Stored records
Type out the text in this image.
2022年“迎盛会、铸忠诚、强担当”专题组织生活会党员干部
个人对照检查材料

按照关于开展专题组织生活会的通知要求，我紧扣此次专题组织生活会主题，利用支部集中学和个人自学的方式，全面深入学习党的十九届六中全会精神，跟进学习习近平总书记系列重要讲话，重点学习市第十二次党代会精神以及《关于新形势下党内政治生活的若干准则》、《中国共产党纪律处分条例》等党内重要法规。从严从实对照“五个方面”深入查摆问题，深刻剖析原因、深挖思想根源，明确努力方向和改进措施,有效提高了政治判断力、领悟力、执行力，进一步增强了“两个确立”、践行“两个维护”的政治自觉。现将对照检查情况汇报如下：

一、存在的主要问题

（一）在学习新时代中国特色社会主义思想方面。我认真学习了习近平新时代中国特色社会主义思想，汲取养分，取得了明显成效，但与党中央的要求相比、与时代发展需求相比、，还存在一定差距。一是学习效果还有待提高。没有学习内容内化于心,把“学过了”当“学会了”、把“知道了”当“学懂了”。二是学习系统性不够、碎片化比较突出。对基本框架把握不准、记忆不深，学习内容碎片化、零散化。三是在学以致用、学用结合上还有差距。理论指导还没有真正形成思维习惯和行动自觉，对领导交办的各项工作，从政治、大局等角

§ **REQUIRED TASK**: Write out every entry again, keeping each line exactly the same.

§ **SOLUTION TO THIS TASK**:
Type out the text in this image.
2022年“迎盛会、铸忠诚、强担当”专题组织生活会党员干部
个人对照检查材料

按照关于开展专题组织生活会的通知要求，我紧扣此次专题组织生活会主题，利用支部集中学和个人自学的方式，全面深入学习党的十九届六中全会精神，跟进学习习近平总书记系列重要讲话，重点学习市第十二次党代会精神以及《关于新形势下党内政治生活的若干准则》、《中国共产党纪律处分条例》等党内重要法规。从严从实对照“五个方面”深入查摆问题，深刻剖析原因、深挖思想根源，明确努力方向和改进措施,有效提高了政治判断力、领悟力、执行力，进一步增强了“两个确立”、践行“两个维护”的政治自觉。现将对照检查情况汇报如下：

一、存在的主要问题

（一）在学习新时代中国特色社会主义思想方面。我认真学习了习近平新时代中国特色社会主义思想，汲取养分，取得了明显成效，但与党中央的要求相比、与时代发展需求相比、，还存在一定差距。一是学习效果还有待提高。没有学习内容内化于心,把“学过了”当“学会了”、把“知道了”当“学懂了”。二是学习系统性不够、碎片化比较突出。对基本框架把握不准、记忆不深，学习内容碎片化、零散化。三是在学以致用、学用结合上还有差距。理论指导还没有真正形成思维习惯和行动自觉，对领导交办的各项工作，从政治、大局等角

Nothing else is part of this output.